■ EXERCISE GOAL:
Write out all of the data exactly as it appears.

Data listing:
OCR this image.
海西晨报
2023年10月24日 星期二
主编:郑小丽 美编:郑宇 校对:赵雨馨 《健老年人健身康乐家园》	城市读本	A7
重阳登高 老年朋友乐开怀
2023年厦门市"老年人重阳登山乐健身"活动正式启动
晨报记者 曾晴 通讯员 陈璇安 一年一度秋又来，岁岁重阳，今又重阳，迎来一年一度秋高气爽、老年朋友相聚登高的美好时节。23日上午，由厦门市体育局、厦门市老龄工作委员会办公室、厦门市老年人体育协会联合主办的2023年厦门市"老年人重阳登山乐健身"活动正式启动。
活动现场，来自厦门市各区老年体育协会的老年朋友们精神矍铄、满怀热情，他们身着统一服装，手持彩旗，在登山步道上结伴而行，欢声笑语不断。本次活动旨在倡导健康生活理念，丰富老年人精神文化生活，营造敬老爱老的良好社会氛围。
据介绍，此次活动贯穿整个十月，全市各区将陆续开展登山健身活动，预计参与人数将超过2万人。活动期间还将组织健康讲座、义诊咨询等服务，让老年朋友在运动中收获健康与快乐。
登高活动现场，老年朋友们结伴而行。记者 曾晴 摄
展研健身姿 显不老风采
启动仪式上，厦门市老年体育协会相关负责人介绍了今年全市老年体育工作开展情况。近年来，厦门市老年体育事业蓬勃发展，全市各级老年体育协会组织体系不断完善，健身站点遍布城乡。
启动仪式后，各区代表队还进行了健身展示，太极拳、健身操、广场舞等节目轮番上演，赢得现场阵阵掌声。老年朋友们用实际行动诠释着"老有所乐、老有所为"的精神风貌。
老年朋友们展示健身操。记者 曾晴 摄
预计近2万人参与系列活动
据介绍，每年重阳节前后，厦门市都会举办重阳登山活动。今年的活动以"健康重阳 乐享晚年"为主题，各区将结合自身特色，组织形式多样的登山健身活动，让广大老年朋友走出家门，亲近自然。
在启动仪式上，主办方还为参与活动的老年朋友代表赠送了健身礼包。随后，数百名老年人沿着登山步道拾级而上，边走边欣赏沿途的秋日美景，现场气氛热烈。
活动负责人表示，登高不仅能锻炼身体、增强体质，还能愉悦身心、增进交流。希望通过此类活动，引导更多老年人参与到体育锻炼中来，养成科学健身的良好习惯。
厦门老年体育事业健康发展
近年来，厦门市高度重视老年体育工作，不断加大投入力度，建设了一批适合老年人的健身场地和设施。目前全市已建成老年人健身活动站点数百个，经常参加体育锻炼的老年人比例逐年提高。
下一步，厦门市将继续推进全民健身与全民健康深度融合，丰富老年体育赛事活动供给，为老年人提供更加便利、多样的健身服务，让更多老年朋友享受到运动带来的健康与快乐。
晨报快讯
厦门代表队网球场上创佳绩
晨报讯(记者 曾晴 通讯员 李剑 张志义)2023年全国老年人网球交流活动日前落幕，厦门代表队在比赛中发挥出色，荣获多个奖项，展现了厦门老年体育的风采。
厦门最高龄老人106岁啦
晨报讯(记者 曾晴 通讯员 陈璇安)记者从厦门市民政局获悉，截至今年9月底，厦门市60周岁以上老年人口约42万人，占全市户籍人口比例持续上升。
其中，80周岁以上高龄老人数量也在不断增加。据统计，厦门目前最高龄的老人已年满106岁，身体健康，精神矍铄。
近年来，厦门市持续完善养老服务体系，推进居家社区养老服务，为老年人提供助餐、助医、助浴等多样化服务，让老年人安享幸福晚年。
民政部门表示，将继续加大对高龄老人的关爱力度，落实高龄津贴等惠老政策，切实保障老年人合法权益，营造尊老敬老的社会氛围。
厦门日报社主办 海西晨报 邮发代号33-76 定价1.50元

■ ANSWER TO THIS PROBLEM:
OCR this image.
海西晨报
2023年10月24日 星期二
主编:郑小丽 美编:郑宇 校对:赵雨馨 《健老年人健身康乐家园》	城市读本	A7
重阳登高 老年朋友乐开怀
2023年厦门市"老年人重阳登山乐健身"活动正式启动
晨报记者 曾晴 通讯员 陈璇安 一年一度秋又来，岁岁重阳，今又重阳，迎来一年一度秋高气爽、老年朋友相聚登高的美好时节。23日上午，由厦门市体育局、厦门市老龄工作委员会办公室、厦门市老年人体育协会联合主办的2023年厦门市"老年人重阳登山乐健身"活动正式启动。
活动现场，来自厦门市各区老年体育协会的老年朋友们精神矍铄、满怀热情，他们身着统一服装，手持彩旗，在登山步道上结伴而行，欢声笑语不断。本次活动旨在倡导健康生活理念，丰富老年人精神文化生活，营造敬老爱老的良好社会氛围。
据介绍，此次活动贯穿整个十月，全市各区将陆续开展登山健身活动，预计参与人数将超过2万人。活动期间还将组织健康讲座、义诊咨询等服务，让老年朋友在运动中收获健康与快乐。
登高活动现场，老年朋友们结伴而行。记者 曾晴 摄
展研健身姿 显不老风采
启动仪式上，厦门市老年体育协会相关负责人介绍了今年全市老年体育工作开展情况。近年来，厦门市老年体育事业蓬勃发展，全市各级老年体育协会组织体系不断完善，健身站点遍布城乡。
启动仪式后，各区代表队还进行了健身展示，太极拳、健身操、广场舞等节目轮番上演，赢得现场阵阵掌声。老年朋友们用实际行动诠释着"老有所乐、老有所为"的精神风貌。
老年朋友们展示健身操。记者 曾晴 摄
预计近2万人参与系列活动
据介绍，每年重阳节前后，厦门市都会举办重阳登山活动。今年的活动以"健康重阳 乐享晚年"为主题，各区将结合自身特色，组织形式多样的登山健身活动，让广大老年朋友走出家门，亲近自然。
在启动仪式上，主办方还为参与活动的老年朋友代表赠送了健身礼包。随后，数百名老年人沿着登山步道拾级而上，边走边欣赏沿途的秋日美景，现场气氛热烈。
活动负责人表示，登高不仅能锻炼身体、增强体质，还能愉悦身心、增进交流。希望通过此类活动，引导更多老年人参与到体育锻炼中来，养成科学健身的良好习惯。
厦门老年体育事业健康发展
近年来，厦门市高度重视老年体育工作，不断加大投入力度，建设了一批适合老年人的健身场地和设施。目前全市已建成老年人健身活动站点数百个，经常参加体育锻炼的老年人比例逐年提高。
下一步，厦门市将继续推进全民健身与全民健康深度融合，丰富老年体育赛事活动供给，为老年人提供更加便利、多样的健身服务，让更多老年朋友享受到运动带来的健康与快乐。
晨报快讯
厦门代表队网球场上创佳绩
晨报讯(记者 曾晴 通讯员 李剑 张志义)2023年全国老年人网球交流活动日前落幕，厦门代表队在比赛中发挥出色，荣获多个奖项，展现了厦门老年体育的风采。
厦门最高龄老人106岁啦
晨报讯(记者 曾晴 通讯员 陈璇安)记者从厦门市民政局获悉，截至今年9月底，厦门市60周岁以上老年人口约42万人，占全市户籍人口比例持续上升。
其中，80周岁以上高龄老人数量也在不断增加。据统计，厦门目前最高龄的老人已年满106岁，身体健康，精神矍铄。
近年来，厦门市持续完善养老服务体系，推进居家社区养老服务，为老年人提供助餐、助医、助浴等多样化服务，让老年人安享幸福晚年。
民政部门表示，将继续加大对高龄老人的关爱力度，落实高龄津贴等惠老政策，切实保障老年人合法权益，营造尊老敬老的社会氛围。
厦门日报社主办 海西晨报 邮发代号33-76 定价1.50元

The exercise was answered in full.